§ **Exercise**
Write the records out again, precisely as they stand.

(Records that describe figures)
--- start ---

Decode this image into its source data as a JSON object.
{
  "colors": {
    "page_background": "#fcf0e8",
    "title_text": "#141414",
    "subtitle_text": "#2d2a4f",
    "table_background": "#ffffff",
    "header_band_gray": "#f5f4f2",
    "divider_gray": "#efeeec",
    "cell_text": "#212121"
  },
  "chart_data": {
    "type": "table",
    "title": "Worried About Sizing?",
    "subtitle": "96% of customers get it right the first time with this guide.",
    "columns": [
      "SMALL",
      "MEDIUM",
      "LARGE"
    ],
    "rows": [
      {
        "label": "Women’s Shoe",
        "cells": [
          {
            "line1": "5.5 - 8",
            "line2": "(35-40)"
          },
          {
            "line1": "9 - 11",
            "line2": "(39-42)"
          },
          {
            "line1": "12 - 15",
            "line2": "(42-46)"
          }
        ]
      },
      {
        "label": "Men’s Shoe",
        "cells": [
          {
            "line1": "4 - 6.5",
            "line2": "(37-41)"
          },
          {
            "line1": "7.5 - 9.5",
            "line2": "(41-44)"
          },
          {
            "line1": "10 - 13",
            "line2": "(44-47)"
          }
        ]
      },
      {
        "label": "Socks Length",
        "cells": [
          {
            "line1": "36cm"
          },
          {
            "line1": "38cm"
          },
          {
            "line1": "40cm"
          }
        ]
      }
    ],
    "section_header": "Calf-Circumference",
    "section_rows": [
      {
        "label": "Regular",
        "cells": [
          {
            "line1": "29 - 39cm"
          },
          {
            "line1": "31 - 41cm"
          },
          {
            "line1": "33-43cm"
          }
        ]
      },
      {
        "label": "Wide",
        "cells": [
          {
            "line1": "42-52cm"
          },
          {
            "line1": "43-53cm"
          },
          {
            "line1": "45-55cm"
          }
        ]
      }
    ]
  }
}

--- end ---

§ **Answer for this exercise**
Decode this image into its source data as a JSON object.
{
  "colors": {
    "page_background": "#fcf0e8",
    "title_text": "#141414",
    "subtitle_text": "#2d2a4f",
    "table_background": "#ffffff",
    "header_band_gray": "#f5f4f2",
    "divider_gray": "#efeeec",
    "cell_text": "#212121"
  },
  "chart_data": {
    "type": "table",
    "title": "Worried About Sizing?",
    "subtitle": "96% of customers get it right the first time with this guide.",
    "columns": [
      "SMALL",
      "MEDIUM",
      "LARGE"
    ],
    "rows": [
      {
        "label": "Women’s Shoe",
        "cells": [
          {
            "line1": "5.5 - 8",
            "line2": "(35-40)"
          },
          {
            "line1": "9 - 11",
            "line2": "(39-42)"
          },
          {
            "line1": "12 - 15",
            "line2": "(42-46)"
          }
        ]
      },
      {
        "label": "Men’s Shoe",
        "cells": [
          {
            "line1": "4 - 6.5",
            "line2": "(37-41)"
          },
          {
            "line1": "7.5 - 9.5",
            "line2": "(41-44)"
          },
          {
            "line1": "10 - 13",
            "line2": "(44-47)"
          }
        ]
      },
      {
        "label": "Socks Length",
        "cells": [
          {
            "line1": "36cm"
          },
          {
            "line1": "38cm"
          },
          {
            "line1": "40cm"
          }
        ]
      }
    ],
    "section_header": "Calf-Circumference",
    "section_rows": [
      {
        "label": "Regular",
        "cells": [
          {
            "line1": "29 - 39cm"
          },
          {
            "line1": "31 - 41cm"
          },
          {
            "line1": "33-43cm"
          }
        ]
      },
      {
        "label": "Wide",
        "cells": [
          {
            "line1": "42-52cm"
          },
          {
            "line1": "43-53cm"
          },
          {
            "line1": "45-55cm"
          }
        ]
      }
    ]
  }
}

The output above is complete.